--- Document passage Enclosed Below ---

There’s a particular species of AI book that has proliferated since November 2022. You know the type: breathless proclamations about disruption, thin on specifics, heavy on buzzwords. Nadim Sadek’s Quiver, Don’t Quake is emphatically not that book.
What distinguishes Sadek’s contribution is that he offers a genuinely useful framework for understanding how the partnership might actually work. I am someone who spends my days building precisely the kind of human-AI collaborative workflows Sadek describes, and can tell you he really has touched that pain point, and taken the abstract and made it actionable and specific.
How to approach technology
The book's central thesis rests on a well-established psychological model: Kahneman’s System 1 (fast, intuitive, feeling-based) and System 2 (slow, analytical, deliberate). Sadek argues that human creativity excels at System 1 work – the spark, the intuition, the lived experience that generates ideas worth pursuing – while AI provides formidable System 2 capabilities: pattern recognition, iteration, structural analysis.
This has profound practical implications for how creative professionals should approach the technology. Rather than fearing replacement or dismissing AI as a sophisticated parlour trick, Sadek suggests we think of it as an “Allied Intelligence” – a creative collaborator that helps us understand and articulate what we're actually trying to make.

--- End of Enclosed Document passage ---
--- Data provided Enclosed Below ---

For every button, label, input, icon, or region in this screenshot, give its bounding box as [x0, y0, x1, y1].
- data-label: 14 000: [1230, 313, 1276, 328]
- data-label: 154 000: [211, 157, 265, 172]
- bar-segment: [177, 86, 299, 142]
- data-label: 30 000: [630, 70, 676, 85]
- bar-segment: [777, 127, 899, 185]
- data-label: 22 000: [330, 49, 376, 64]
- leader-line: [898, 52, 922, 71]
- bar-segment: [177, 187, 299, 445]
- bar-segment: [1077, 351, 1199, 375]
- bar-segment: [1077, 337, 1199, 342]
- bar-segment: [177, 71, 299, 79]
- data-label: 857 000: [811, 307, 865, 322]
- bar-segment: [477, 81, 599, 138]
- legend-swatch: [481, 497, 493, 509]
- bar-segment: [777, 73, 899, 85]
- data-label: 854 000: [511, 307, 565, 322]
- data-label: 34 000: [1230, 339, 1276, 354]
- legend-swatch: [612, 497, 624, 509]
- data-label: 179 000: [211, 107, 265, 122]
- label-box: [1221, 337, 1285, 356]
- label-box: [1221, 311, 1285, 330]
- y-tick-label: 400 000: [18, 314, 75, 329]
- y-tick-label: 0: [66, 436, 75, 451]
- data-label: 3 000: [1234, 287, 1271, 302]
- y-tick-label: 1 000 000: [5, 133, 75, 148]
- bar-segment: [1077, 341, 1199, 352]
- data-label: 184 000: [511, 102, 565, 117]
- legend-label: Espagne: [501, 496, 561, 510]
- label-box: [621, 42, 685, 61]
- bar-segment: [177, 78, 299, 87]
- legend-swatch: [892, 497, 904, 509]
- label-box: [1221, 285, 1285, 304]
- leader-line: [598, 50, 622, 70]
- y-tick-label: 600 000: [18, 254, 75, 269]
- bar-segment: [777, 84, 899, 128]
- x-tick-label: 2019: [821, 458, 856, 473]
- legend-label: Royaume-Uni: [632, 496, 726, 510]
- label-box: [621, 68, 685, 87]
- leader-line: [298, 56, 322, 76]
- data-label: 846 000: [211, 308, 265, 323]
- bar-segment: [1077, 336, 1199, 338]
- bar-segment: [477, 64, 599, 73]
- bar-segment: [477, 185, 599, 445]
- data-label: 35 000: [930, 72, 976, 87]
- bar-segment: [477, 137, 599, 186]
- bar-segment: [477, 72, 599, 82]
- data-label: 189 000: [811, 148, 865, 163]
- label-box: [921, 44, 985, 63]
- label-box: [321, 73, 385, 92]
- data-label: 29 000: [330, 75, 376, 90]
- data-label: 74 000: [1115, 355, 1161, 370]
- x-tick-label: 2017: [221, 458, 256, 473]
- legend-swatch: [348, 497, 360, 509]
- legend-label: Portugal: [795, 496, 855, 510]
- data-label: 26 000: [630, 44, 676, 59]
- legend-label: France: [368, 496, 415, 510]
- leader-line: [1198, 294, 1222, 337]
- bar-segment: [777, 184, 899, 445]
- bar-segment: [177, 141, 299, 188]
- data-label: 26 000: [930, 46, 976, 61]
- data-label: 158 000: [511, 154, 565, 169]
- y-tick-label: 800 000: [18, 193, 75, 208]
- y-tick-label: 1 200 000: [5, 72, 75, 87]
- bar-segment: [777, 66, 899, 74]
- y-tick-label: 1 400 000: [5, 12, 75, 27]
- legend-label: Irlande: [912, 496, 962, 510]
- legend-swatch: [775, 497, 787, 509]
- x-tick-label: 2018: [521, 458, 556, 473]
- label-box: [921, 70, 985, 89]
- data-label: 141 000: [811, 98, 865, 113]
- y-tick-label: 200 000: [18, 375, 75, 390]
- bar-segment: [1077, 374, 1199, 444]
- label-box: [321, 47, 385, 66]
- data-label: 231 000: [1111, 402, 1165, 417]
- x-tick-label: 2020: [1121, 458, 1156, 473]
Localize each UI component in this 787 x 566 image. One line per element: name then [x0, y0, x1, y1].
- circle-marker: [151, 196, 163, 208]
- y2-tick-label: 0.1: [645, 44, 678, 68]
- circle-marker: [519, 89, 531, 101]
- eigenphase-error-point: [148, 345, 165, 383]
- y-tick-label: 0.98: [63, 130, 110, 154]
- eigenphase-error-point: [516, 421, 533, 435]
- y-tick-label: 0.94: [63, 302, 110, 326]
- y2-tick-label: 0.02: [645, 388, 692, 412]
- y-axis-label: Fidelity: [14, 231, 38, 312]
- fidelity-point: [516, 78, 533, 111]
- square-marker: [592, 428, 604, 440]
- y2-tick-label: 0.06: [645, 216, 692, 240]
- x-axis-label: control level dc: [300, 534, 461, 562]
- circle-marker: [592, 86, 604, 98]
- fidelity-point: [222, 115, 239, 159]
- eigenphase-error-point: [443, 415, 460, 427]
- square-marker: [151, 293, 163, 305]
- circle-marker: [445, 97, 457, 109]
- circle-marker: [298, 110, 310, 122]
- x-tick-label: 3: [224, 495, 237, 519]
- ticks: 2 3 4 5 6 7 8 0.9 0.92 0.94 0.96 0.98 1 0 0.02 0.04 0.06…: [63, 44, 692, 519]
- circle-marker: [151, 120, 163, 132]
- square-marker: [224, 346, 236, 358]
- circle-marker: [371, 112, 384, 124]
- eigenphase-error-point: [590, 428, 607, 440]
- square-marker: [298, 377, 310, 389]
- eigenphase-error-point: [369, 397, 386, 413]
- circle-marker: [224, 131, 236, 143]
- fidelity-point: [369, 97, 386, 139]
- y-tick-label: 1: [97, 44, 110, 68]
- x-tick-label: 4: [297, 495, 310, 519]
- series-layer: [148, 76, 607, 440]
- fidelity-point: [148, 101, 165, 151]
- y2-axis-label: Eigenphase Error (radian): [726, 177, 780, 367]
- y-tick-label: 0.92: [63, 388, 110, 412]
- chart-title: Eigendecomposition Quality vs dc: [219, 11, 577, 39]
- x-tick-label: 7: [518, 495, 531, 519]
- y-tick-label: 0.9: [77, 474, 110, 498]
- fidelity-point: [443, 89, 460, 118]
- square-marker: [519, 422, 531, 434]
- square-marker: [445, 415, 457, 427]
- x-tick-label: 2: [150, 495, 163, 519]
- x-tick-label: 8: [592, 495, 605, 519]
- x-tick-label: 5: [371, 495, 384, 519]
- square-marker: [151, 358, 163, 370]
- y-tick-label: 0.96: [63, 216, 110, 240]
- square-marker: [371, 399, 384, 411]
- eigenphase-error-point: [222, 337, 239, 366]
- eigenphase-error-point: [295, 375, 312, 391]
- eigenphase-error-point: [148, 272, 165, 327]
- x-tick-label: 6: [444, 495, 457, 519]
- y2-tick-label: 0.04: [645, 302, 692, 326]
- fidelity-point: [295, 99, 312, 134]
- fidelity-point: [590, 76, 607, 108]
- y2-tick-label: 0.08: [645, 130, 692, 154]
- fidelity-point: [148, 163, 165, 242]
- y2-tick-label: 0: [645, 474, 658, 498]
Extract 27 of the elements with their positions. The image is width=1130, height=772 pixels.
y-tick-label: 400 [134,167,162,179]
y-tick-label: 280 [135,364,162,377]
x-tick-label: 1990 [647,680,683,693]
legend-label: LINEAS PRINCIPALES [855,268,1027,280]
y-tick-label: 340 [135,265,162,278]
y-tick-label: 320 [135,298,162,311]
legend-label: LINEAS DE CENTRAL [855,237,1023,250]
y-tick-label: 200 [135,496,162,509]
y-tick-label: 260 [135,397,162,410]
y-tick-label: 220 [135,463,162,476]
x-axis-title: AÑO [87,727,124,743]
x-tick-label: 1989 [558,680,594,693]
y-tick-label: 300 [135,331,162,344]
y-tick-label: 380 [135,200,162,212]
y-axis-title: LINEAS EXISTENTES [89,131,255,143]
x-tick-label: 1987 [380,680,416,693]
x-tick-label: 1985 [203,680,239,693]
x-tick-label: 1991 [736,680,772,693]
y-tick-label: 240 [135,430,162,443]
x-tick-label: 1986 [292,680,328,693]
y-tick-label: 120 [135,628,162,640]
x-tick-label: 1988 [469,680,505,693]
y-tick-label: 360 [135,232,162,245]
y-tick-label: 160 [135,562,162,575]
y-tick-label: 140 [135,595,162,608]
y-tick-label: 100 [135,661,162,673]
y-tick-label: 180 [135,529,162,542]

--- End of Enclosed Data provided ---

## Check your understanding
(a) Condense the book review's paragraph beginning "The book's central thesis" into two sentences, keeping its main facts.
(b) According to the book review, what term does Sadek propose for thinking about AI?
(c) Extend the book review beyond its final sentence.
The records were drawn from a separate source unrelated to the book review.

## Outputs in order
(a) The book builds on Kahneman's model of System 1 (fast, intuitive, feeling-based) and System 2 (slow, analytical, deliberate) thinking. Sadek argues that human creativity excels at System 1 work, such as the spark, intuition, and lived experience behind ideas, while AI supplies strong System 2 capabilities in pattern recognition, iteration, and structural analysis.

(b) He proposes thinking of it as an "Allied Intelligence," a creative collaborator.

(c)
I confess a particular appreciation for his concept of “Panthropism” – the recognition that engaging with AI means entering into dialogue with the distilled essence of human knowledge and expression. It's neither anthropomorphism (pretending the machine is human) nor reductive dismissal. It’s something more interesting: acknowledging that when we converse with an LLM, we're accessing a kind of compressed cultural inheritance. The implications for creative work are substantial, though perhaps not in the ways the doomsayers predict.
What earns Quiver, Don’t Quake my genuine respect is Sadek’s willingness to engage seriously with the sceptics. His chapter on “Constructive Contradiction” provides a rigorous and fair-minded tour through the most potent critiques – Emily Bender’s “stochastic parrot” argument, Nick Cave’s eloquent rejection, Timnit Gebru’s concerns about data colonialism, and Gary Marcus’s technical objections. He doesn’t strawman these positions or wave them away with tech-optimist platitudes. He grapples with them, and his arguments are stronger for it.
Sadek is particularly good on the homogenisation risk – the legitimate worry that if everyone uses the same models trained on the same data, we’ll converge on a bland creative mean. His counter-argument is subtle: the responsibility for maintaining diversity, for injecting genuine voice and perspective, for breaking rather than following patterns, remains with the human collaborator. AI can learn conventions. Only humans can meaningfully rebel against them.
Practising what it preaches
The book practices what it preaches: Sadek wrote it in collaboration with nine different AI models, each contributing different strengths to what he calls “the writers’ room.” He’s refreshingly candid about the frustrations – the hallucinations, the maddening limitations, the moment he yelped that “this AI is being such a dick!” This honesty is disarming and instructive. Anyone who has worked extensively with these tools will recognise the experience.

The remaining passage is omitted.